Task data

+--

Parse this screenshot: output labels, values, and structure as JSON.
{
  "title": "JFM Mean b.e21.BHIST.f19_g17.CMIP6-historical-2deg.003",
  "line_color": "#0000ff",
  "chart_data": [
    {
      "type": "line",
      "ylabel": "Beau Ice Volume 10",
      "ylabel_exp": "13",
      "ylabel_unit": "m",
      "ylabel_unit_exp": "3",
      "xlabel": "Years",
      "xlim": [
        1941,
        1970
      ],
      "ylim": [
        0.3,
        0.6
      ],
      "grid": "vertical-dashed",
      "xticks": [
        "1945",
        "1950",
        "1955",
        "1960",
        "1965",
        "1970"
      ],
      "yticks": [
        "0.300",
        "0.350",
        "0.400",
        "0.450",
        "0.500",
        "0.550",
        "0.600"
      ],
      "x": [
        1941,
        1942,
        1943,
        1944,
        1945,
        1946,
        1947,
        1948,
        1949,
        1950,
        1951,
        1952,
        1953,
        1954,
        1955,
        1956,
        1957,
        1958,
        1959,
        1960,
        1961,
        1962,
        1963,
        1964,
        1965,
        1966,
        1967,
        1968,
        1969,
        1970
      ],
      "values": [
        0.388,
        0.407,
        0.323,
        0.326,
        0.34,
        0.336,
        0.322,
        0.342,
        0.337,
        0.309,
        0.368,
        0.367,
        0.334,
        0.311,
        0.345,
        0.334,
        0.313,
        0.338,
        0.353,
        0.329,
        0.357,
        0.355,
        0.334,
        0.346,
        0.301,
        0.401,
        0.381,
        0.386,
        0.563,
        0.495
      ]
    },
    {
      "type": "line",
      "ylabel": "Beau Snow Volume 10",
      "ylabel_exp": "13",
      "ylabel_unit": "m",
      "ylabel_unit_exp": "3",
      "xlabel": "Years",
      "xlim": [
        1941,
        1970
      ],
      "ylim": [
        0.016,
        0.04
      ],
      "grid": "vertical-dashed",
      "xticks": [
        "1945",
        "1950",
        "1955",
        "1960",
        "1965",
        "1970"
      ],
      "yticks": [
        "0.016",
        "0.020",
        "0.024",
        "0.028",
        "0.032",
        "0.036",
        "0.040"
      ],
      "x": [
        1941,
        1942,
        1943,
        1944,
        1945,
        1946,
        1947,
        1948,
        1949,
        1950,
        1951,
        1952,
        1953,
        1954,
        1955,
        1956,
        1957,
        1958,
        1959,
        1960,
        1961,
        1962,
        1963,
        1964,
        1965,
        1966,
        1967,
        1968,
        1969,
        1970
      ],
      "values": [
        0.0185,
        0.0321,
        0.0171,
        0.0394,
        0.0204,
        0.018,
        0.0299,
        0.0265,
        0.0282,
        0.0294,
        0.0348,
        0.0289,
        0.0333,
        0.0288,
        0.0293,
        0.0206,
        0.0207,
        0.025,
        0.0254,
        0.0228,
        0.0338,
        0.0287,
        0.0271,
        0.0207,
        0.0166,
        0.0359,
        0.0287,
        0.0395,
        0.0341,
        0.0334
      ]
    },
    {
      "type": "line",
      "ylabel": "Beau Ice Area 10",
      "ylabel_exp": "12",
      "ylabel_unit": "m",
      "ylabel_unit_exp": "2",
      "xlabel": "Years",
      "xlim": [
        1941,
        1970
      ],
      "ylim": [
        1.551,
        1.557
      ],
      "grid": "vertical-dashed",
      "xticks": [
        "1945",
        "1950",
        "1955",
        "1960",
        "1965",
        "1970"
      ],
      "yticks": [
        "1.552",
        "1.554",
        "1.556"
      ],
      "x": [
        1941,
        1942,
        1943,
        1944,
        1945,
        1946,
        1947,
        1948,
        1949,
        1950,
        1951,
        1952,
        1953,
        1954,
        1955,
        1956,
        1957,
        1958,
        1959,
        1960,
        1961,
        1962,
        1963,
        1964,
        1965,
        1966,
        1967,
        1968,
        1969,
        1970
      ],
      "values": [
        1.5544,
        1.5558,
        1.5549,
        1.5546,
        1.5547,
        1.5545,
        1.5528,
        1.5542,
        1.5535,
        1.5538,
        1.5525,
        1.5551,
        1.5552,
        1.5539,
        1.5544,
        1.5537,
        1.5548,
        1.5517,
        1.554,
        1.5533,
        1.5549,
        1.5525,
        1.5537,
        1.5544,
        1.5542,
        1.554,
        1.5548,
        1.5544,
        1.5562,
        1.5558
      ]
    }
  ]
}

+--

Aim of the exercise
Every line above needs to be retyped exactly.

Finished answer
Parse this screenshot: output labels, values, and structure as JSON.
{
  "title": "JFM Mean b.e21.BHIST.f19_g17.CMIP6-historical-2deg.003",
  "line_color": "#0000ff",
  "chart_data": [
    {
      "type": "line",
      "ylabel": "Beau Ice Volume 10",
      "ylabel_exp": "13",
      "ylabel_unit": "m",
      "ylabel_unit_exp": "3",
      "xlabel": "Years",
      "xlim": [
        1941,
        1970
      ],
      "ylim": [
        0.3,
        0.6
      ],
      "grid": "vertical-dashed",
      "xticks": [
        "1945",
        "1950",
        "1955",
        "1960",
        "1965",
        "1970"
      ],
      "yticks": [
        "0.300",
        "0.350",
        "0.400",
        "0.450",
        "0.500",
        "0.550",
        "0.600"
      ],
      "x": [
        1941,
        1942,
        1943,
        1944,
        1945,
        1946,
        1947,
        1948,
        1949,
        1950,
        1951,
        1952,
        1953,
        1954,
        1955,
        1956,
        1957,
        1958,
        1959,
        1960,
        1961,
        1962,
        1963,
        1964,
        1965,
        1966,
        1967,
        1968,
        1969,
        1970
      ],
      "values": [
        0.388,
        0.407,
        0.323,
        0.326,
        0.34,
        0.336,
        0.322,
        0.342,
        0.337,
        0.309,
        0.368,
        0.367,
        0.334,
        0.311,
        0.345,
        0.334,
        0.313,
        0.338,
        0.353,
        0.329,
        0.357,
        0.355,
        0.334,
        0.346,
        0.301,
        0.401,
        0.381,
        0.386,
        0.563,
        0.495
      ]
    },
    {
      "type": "line",
      "ylabel": "Beau Snow Volume 10",
      "ylabel_exp": "13",
      "ylabel_unit": "m",
      "ylabel_unit_exp": "3",
      "xlabel": "Years",
      "xlim": [
        1941,
        1970
      ],
      "ylim": [
        0.016,
        0.04
      ],
      "grid": "vertical-dashed",
      "xticks": [
        "1945",
        "1950",
        "1955",
        "1960",
        "1965",
        "1970"
      ],
      "yticks": [
        "0.016",
        "0.020",
        "0.024",
        "0.028",
        "0.032",
        "0.036",
        "0.040"
      ],
      "x": [
        1941,
        1942,
        1943,
        1944,
        1945,
        1946,
        1947,
        1948,
        1949,
        1950,
        1951,
        1952,
        1953,
        1954,
        1955,
        1956,
        1957,
        1958,
        1959,
        1960,
        1961,
        1962,
        1963,
        1964,
        1965,
        1966,
        1967,
        1968,
        1969,
        1970
      ],
      "values": [
        0.0185,
        0.0321,
        0.0171,
        0.0394,
        0.0204,
        0.018,
        0.0299,
        0.0265,
        0.0282,
        0.0294,
        0.0348,
        0.0289,
        0.0333,
        0.0288,
        0.0293,
        0.0206,
        0.0207,
        0.025,
        0.0254,
        0.0228,
        0.0338,
        0.0287,
        0.0271,
        0.0207,
        0.0166,
        0.0359,
        0.0287,
        0.0395,
        0.0341,
        0.0334
      ]
    },
    {
      "type": "line",
      "ylabel": "Beau Ice Area 10",
      "ylabel_exp": "12",
      "ylabel_unit": "m",
      "ylabel_unit_exp": "2",
      "xlabel": "Years",
      "xlim": [
        1941,
        1970
      ],
      "ylim": [
        1.551,
        1.557
      ],
      "grid": "vertical-dashed",
      "xticks": [
        "1945",
        "1950",
        "1955",
        "1960",
        "1965",
        "1970"
      ],
      "yticks": [
        "1.552",
        "1.554",
        "1.556"
      ],
      "x": [
        1941,
        1942,
        1943,
        1944,
        1945,
        1946,
        1947,
        1948,
        1949,
        1950,
        1951,
        1952,
        1953,
        1954,
        1955,
        1956,
        1957,
        1958,
        1959,
        1960,
        1961,
        1962,
        1963,
        1964,
        1965,
        1966,
        1967,
        1968,
        1969,
        1970
      ],
      "values": [
        1.5544,
        1.5558,
        1.5549,
        1.5546,
        1.5547,
        1.5545,
        1.5528,
        1.5542,
        1.5535,
        1.5538,
        1.5525,
        1.5551,
        1.5552,
        1.5539,
        1.5544,
        1.5537,
        1.5548,
        1.5517,
        1.554,
        1.5533,
        1.5549,
        1.5525,
        1.5537,
        1.5544,
        1.5542,
        1.554,
        1.5548,
        1.5544,
        1.5562,
        1.5558
      ]
    }
  ]
}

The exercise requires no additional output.